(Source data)
☆ ☆ ☆

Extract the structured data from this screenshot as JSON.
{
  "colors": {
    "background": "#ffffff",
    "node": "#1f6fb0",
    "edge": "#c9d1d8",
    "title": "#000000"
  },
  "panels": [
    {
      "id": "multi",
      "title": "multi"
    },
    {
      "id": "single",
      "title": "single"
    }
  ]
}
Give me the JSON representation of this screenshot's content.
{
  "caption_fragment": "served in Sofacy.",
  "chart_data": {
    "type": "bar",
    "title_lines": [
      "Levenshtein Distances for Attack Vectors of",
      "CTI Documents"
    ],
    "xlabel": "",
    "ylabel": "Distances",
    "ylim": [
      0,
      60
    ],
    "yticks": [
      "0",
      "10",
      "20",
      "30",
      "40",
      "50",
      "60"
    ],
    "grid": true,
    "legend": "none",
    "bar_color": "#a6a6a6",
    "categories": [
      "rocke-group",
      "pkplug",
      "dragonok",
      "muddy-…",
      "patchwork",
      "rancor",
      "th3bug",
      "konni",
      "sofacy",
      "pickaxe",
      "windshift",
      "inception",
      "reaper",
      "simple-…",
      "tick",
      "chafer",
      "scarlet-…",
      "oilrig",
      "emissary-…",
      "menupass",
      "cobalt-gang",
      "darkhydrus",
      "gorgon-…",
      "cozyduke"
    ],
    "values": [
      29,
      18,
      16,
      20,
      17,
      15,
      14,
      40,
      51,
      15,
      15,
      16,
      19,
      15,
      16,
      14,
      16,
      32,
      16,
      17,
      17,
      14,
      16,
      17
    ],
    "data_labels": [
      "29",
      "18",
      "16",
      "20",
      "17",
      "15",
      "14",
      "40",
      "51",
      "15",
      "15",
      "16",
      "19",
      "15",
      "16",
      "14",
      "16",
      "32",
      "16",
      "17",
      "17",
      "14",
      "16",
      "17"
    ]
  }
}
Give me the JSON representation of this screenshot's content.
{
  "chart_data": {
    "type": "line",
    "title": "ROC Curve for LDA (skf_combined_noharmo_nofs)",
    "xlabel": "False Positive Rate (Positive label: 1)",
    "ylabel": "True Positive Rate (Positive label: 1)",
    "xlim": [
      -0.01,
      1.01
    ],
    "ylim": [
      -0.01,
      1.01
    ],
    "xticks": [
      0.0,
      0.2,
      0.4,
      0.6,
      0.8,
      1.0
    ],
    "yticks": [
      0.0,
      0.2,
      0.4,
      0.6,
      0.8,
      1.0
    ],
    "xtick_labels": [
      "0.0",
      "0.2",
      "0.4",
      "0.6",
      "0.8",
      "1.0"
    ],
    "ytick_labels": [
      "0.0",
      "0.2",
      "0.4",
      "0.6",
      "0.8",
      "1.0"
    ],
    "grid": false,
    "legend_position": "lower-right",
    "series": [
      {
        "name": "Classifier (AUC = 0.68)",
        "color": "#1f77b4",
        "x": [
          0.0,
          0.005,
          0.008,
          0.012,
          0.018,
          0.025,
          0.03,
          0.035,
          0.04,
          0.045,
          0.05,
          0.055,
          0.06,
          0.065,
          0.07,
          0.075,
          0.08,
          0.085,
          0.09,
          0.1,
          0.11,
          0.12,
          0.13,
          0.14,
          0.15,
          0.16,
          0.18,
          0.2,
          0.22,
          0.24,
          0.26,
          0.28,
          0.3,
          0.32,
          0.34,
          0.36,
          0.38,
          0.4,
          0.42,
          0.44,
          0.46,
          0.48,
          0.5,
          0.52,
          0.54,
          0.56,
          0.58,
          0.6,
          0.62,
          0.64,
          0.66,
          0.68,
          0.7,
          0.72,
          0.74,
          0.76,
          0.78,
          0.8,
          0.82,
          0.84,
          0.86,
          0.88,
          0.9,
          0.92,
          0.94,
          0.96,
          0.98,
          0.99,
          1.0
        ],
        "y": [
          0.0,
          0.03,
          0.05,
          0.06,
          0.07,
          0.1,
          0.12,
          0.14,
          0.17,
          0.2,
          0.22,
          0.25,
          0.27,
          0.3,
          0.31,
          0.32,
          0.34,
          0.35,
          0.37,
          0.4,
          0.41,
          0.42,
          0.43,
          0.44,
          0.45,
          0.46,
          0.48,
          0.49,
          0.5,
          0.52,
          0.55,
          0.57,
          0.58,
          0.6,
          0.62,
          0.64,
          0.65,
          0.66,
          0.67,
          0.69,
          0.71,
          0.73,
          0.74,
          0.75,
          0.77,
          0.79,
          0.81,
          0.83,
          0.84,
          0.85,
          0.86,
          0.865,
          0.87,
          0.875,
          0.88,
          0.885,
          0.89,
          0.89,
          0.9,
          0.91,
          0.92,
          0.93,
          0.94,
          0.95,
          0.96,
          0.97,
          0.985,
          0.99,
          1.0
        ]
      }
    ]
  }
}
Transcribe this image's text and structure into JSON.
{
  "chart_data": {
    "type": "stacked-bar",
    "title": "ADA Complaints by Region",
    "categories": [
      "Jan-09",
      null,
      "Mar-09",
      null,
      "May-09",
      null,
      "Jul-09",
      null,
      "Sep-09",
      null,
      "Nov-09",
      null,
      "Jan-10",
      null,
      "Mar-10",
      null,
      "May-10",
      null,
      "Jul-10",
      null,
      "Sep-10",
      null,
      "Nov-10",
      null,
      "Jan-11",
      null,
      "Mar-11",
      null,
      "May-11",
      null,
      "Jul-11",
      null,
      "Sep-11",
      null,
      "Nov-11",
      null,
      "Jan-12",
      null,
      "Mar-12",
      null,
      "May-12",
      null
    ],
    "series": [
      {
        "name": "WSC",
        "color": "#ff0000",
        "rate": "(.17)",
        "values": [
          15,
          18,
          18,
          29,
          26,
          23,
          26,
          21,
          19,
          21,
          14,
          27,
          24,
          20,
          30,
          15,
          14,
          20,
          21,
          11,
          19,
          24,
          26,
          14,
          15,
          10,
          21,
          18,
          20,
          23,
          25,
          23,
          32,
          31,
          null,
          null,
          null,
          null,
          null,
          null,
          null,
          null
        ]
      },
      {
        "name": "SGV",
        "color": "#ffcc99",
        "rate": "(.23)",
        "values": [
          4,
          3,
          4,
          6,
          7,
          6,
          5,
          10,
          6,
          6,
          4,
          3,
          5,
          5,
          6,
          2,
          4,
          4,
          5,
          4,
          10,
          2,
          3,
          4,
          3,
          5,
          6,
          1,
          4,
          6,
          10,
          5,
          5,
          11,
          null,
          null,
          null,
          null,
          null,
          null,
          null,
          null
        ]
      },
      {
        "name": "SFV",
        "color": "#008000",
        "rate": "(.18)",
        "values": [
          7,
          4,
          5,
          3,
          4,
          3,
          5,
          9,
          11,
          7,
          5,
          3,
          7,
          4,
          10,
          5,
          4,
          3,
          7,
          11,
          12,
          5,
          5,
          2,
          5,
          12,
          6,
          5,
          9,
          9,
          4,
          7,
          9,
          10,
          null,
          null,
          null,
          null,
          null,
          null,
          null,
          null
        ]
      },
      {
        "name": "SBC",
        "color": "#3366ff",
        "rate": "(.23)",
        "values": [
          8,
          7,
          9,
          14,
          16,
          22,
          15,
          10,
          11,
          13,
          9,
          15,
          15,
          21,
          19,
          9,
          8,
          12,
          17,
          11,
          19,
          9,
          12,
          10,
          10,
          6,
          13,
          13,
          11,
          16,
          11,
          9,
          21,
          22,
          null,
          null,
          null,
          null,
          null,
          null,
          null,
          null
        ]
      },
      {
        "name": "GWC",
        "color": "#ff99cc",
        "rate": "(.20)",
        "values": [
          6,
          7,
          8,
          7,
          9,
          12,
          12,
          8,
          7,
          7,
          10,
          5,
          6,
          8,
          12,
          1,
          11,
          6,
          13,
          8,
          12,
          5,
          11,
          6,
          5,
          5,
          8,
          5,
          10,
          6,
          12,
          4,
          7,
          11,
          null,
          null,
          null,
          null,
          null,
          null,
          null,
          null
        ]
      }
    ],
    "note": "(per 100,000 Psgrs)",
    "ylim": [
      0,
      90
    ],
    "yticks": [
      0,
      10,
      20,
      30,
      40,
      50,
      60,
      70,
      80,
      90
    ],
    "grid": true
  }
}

☆ ☆ ☆

* Written request *
Pull every line containing the word "xlabel" out of the material and copy it.

* Reply to the task *
    "xlabel": "",
    "xlabel": "False Positive Rate (Positive label: 1)",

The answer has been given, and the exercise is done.